Stored items
• • •

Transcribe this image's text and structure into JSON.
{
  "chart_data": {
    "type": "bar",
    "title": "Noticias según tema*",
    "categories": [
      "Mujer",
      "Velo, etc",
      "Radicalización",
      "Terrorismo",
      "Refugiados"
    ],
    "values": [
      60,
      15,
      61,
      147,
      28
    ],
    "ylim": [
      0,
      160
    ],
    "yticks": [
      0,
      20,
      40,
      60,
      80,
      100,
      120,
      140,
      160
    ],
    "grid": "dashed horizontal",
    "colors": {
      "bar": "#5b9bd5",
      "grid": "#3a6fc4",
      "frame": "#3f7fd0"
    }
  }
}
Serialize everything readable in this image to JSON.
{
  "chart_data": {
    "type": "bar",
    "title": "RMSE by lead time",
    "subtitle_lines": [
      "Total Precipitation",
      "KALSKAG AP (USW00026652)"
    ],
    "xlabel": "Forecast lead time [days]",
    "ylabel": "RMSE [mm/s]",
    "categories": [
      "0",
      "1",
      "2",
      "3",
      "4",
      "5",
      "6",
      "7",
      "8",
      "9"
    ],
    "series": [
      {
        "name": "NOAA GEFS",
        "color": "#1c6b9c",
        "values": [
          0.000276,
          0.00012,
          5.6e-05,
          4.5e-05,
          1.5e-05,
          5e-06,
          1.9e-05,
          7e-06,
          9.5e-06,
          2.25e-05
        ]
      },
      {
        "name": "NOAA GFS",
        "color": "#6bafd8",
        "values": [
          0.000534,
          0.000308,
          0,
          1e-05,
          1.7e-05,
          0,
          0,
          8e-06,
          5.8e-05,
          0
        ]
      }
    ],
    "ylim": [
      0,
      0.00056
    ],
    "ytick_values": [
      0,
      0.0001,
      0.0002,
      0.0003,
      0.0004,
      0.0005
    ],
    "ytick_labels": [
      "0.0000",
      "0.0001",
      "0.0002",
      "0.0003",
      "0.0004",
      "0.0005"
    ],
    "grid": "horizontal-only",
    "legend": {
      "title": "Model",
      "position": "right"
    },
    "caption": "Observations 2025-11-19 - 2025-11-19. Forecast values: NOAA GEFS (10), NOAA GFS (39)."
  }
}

• • •

• [Exercise aim]:
Retype the data exactly as given.

• [Exercise response]:
Transcribe this image's text and structure into JSON.
{
  "chart_data": {
    "type": "bar",
    "title": "Noticias según tema*",
    "categories": [
      "Mujer",
      "Velo, etc",
      "Radicalización",
      "Terrorismo",
      "Refugiados"
    ],
    "values": [
      60,
      15,
      61,
      147,
      28
    ],
    "ylim": [
      0,
      160
    ],
    "yticks": [
      0,
      20,
      40,
      60,
      80,
      100,
      120,
      140,
      160
    ],
    "grid": "dashed horizontal",
    "colors": {
      "bar": "#5b9bd5",
      "grid": "#3a6fc4",
      "frame": "#3f7fd0"
    }
  }
}
Serialize everything readable in this image to JSON.
{
  "chart_data": {
    "type": "bar",
    "title": "RMSE by lead time",
    "subtitle_lines": [
      "Total Precipitation",
      "KALSKAG AP (USW00026652)"
    ],
    "xlabel": "Forecast lead time [days]",
    "ylabel": "RMSE [mm/s]",
    "categories": [
      "0",
      "1",
      "2",
      "3",
      "4",
      "5",
      "6",
      "7",
      "8",
      "9"
    ],
    "series": [
      {
        "name": "NOAA GEFS",
        "color": "#1c6b9c",
        "values": [
          0.000276,
          0.00012,
          5.6e-05,
          4.5e-05,
          1.5e-05,
          5e-06,
          1.9e-05,
          7e-06,
          9.5e-06,
          2.25e-05
        ]
      },
      {
        "name": "NOAA GFS",
        "color": "#6bafd8",
        "values": [
          0.000534,
          0.000308,
          0,
          1e-05,
          1.7e-05,
          0,
          0,
          8e-06,
          5.8e-05,
          0
        ]
      }
    ],
    "ylim": [
      0,
      0.00056
    ],
    "ytick_values": [
      0,
      0.0001,
      0.0002,
      0.0003,
      0.0004,
      0.0005
    ],
    "ytick_labels": [
      "0.0000",
      "0.0001",
      "0.0002",
      "0.0003",
      "0.0004",
      "0.0005"
    ],
    "grid": "horizontal-only",
    "legend": {
      "title": "Model",
      "position": "right"
    },
    "caption": "Observations 2025-11-19 - 2025-11-19. Forecast values: NOAA GEFS (10), NOAA GFS (39)."
  }
}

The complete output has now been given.